◆ **Exercise description**:
Find each line containing the string "light" and return it.

# # # # # # #

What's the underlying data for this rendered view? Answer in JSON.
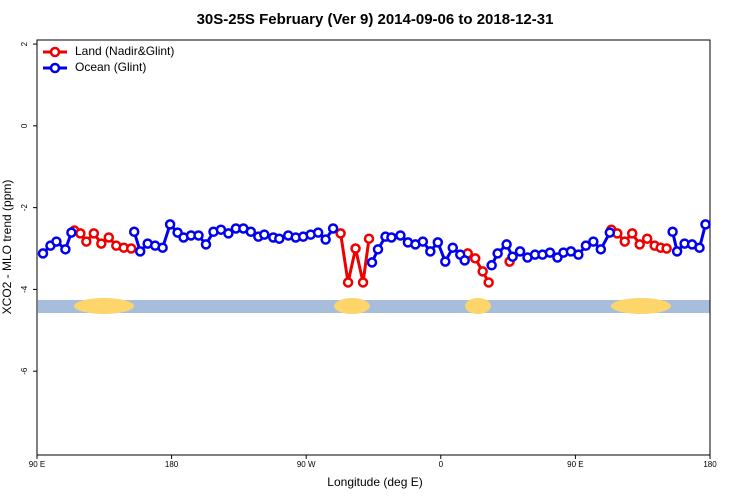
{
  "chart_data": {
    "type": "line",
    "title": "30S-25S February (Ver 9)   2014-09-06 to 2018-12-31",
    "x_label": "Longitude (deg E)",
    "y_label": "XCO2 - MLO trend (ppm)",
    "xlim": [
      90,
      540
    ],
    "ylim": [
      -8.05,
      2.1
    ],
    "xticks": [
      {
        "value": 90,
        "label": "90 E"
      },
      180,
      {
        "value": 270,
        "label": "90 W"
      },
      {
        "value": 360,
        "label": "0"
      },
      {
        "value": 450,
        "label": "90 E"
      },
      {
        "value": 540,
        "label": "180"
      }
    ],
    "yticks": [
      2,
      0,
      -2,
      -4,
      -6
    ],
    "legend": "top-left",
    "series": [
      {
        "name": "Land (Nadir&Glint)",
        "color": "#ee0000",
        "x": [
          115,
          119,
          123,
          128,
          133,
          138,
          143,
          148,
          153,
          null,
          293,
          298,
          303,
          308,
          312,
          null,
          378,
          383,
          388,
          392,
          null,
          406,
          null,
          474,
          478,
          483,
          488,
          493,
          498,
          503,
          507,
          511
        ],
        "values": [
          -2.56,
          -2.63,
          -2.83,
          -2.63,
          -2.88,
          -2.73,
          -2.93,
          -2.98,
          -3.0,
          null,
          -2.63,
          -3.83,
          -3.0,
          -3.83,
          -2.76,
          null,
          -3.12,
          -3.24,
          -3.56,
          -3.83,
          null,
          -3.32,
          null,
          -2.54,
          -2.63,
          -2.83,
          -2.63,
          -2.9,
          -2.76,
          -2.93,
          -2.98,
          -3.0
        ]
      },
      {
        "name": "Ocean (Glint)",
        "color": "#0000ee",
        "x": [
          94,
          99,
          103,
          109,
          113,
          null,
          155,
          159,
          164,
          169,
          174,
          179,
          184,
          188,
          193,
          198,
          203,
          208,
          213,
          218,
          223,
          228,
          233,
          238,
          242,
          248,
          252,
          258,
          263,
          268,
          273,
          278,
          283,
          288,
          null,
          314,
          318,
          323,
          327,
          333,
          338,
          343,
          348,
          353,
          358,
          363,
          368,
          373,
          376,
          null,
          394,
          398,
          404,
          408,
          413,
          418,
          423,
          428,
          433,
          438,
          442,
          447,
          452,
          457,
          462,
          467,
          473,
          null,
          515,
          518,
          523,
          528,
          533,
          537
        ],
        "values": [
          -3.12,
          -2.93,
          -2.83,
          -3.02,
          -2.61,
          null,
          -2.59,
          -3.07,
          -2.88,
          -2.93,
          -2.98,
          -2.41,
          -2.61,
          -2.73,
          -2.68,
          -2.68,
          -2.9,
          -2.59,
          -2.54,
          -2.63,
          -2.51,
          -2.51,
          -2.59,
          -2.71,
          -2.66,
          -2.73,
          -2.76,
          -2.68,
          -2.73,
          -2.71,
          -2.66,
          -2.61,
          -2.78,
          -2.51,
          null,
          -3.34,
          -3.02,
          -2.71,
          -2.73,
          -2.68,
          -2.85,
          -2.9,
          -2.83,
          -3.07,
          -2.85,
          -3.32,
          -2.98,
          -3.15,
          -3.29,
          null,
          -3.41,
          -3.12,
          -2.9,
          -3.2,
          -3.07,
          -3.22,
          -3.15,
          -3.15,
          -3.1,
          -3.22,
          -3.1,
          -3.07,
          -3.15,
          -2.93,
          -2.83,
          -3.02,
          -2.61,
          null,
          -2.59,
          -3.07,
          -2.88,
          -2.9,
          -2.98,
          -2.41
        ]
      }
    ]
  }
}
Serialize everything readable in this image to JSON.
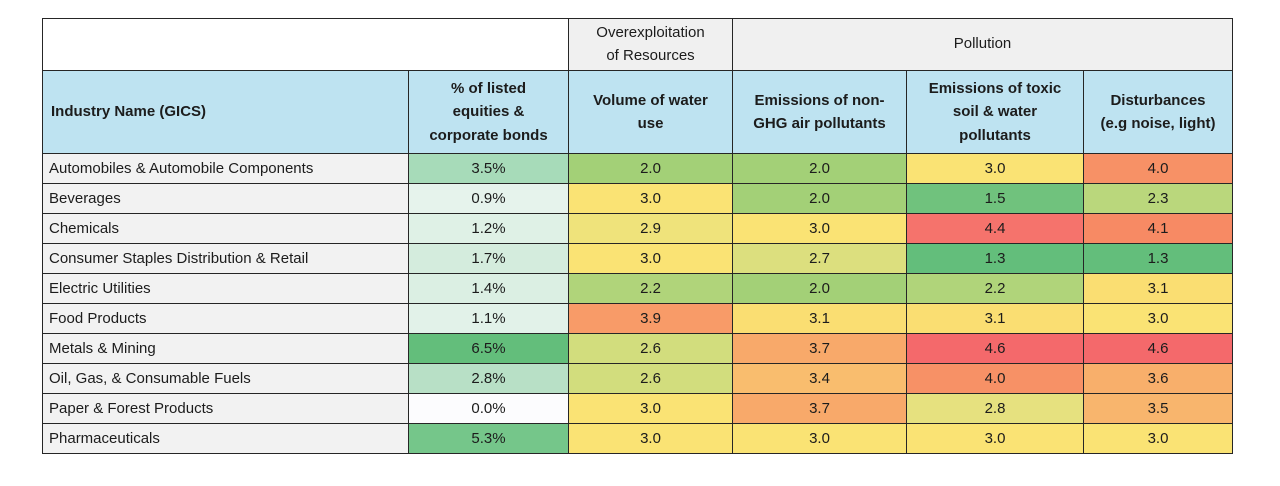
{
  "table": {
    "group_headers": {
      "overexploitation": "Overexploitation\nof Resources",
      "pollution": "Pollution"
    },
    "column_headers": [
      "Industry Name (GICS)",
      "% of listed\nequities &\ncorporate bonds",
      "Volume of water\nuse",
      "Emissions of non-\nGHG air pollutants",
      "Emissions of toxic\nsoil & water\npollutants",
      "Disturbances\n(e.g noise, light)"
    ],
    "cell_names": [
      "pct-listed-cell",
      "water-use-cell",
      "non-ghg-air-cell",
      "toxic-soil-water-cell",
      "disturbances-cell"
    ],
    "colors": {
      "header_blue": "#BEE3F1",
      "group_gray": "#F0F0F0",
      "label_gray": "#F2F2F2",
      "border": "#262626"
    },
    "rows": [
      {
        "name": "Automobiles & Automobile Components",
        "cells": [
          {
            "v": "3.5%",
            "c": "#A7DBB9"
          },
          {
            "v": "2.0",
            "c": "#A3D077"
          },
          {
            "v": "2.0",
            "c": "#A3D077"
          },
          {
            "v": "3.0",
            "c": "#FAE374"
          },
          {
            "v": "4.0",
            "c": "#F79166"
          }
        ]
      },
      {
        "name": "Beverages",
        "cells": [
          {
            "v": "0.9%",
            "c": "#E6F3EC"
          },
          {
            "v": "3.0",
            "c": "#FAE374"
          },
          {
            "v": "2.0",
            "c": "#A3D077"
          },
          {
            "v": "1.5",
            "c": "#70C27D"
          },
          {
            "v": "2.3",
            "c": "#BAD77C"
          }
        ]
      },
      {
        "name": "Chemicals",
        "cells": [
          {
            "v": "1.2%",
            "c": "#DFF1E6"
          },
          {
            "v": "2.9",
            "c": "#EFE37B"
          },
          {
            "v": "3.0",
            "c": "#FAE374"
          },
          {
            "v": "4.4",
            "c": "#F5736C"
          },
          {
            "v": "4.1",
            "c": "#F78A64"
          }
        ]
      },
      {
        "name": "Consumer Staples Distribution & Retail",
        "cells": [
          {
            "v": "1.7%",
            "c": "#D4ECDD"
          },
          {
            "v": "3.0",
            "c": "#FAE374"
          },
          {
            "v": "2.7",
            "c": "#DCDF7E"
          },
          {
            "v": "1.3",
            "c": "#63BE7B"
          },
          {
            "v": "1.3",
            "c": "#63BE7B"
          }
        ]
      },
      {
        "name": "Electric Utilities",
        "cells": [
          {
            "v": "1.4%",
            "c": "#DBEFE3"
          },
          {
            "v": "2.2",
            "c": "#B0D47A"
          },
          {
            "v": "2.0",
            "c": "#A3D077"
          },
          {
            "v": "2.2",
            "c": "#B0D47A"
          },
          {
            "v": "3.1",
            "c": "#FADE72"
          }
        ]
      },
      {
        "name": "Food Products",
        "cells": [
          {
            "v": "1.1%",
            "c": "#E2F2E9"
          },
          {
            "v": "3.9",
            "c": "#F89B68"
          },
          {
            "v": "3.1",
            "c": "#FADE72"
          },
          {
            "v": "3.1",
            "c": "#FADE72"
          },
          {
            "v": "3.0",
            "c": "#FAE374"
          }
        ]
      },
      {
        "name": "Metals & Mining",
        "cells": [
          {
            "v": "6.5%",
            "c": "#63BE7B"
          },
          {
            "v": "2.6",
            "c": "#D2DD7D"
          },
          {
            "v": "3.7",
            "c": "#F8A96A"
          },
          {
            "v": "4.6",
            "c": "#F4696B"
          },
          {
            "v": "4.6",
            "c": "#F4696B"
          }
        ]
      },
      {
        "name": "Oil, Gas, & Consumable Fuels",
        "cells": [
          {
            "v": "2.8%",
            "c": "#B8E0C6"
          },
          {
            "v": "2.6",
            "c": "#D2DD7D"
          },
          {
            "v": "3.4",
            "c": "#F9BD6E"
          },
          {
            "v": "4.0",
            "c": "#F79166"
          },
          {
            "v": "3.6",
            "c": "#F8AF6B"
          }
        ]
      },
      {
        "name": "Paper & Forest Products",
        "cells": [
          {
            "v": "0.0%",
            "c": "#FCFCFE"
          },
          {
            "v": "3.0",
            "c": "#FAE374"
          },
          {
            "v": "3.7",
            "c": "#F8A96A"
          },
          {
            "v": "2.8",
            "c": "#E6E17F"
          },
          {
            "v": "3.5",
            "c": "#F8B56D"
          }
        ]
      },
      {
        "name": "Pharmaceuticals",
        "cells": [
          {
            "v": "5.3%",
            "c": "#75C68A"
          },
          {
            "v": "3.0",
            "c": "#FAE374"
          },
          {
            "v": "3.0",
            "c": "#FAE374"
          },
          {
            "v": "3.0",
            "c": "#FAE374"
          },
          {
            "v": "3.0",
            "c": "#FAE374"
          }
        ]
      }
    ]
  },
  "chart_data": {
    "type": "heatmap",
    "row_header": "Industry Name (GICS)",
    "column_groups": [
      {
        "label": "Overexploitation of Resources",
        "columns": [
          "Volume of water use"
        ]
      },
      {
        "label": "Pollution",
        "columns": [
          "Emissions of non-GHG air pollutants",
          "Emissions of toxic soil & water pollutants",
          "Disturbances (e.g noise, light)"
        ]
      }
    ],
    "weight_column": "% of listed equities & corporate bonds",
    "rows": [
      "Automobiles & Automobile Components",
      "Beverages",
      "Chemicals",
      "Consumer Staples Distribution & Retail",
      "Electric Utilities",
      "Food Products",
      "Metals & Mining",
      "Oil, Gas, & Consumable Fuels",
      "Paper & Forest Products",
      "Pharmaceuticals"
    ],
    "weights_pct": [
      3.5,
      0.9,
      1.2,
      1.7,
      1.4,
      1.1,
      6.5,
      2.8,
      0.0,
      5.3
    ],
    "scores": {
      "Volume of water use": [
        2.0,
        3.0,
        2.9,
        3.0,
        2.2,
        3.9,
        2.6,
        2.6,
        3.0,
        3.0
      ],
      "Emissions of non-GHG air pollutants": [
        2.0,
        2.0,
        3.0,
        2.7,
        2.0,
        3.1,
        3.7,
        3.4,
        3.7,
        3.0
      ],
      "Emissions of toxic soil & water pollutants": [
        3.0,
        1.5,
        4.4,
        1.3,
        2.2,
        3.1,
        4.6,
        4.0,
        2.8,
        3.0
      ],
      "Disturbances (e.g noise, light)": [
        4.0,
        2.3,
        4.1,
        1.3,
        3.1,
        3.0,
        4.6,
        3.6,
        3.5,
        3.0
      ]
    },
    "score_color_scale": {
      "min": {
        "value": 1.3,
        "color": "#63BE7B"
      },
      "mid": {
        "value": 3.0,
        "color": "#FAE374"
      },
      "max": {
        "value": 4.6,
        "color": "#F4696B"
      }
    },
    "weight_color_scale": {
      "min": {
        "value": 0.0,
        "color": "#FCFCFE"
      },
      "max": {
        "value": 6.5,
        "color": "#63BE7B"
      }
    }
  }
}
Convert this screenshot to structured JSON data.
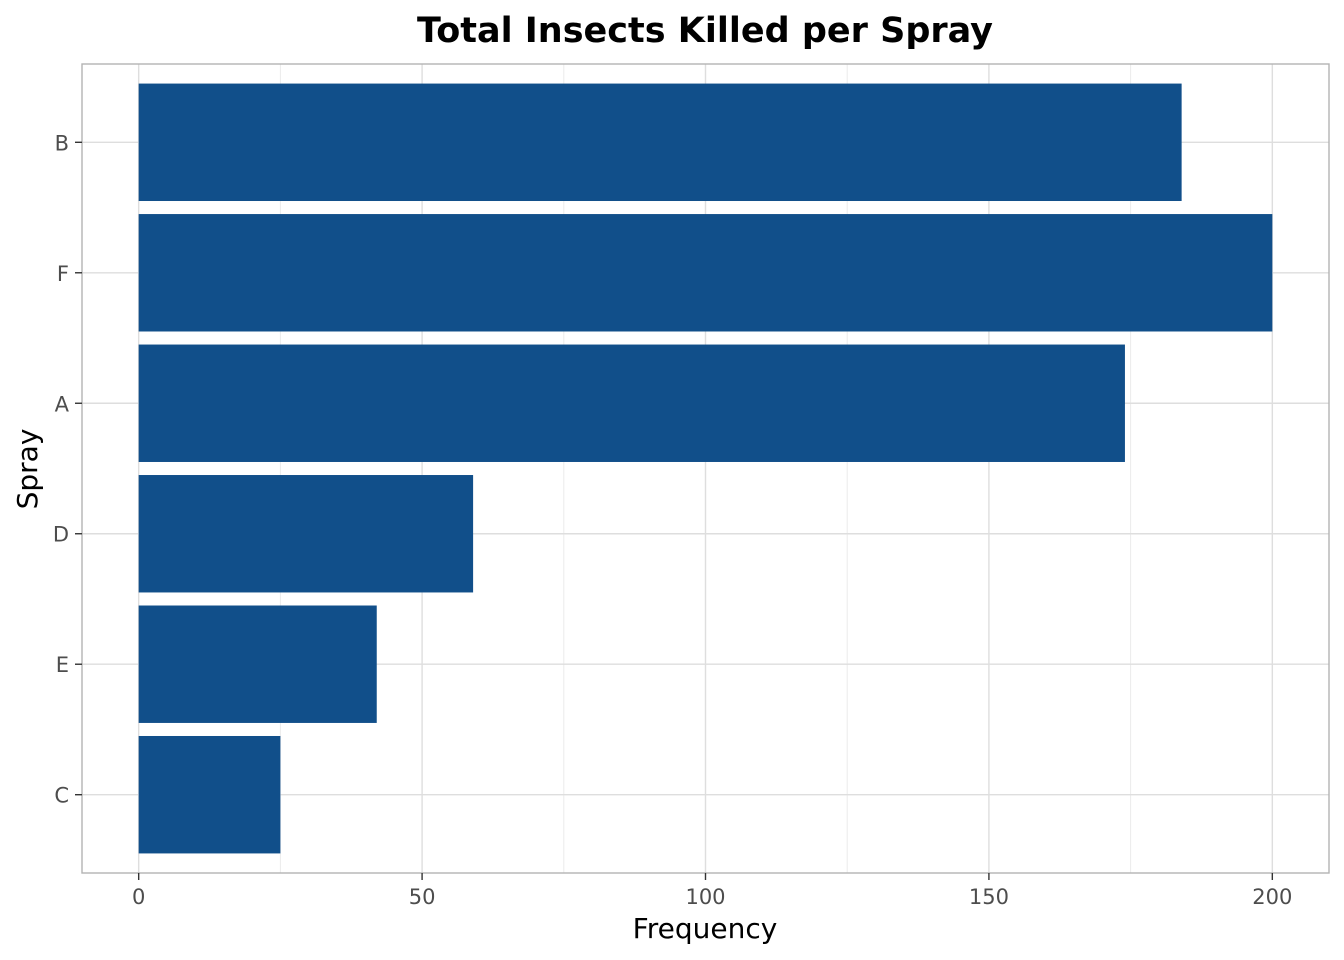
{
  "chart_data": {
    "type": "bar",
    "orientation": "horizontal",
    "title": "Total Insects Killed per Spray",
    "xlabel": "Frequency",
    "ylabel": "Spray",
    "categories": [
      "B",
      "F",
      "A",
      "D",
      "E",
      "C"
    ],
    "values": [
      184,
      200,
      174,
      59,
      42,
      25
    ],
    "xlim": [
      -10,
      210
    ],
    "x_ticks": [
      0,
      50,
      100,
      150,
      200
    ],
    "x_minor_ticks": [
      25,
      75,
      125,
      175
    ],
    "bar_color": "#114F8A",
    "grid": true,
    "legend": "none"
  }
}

# # # # # # #

◆ **The completed task**:
      "Disturbances\n(e.g noise, light)"
          "Disturbances (e.g noise, light)"
      "Disturbances (e.g noise, light)": [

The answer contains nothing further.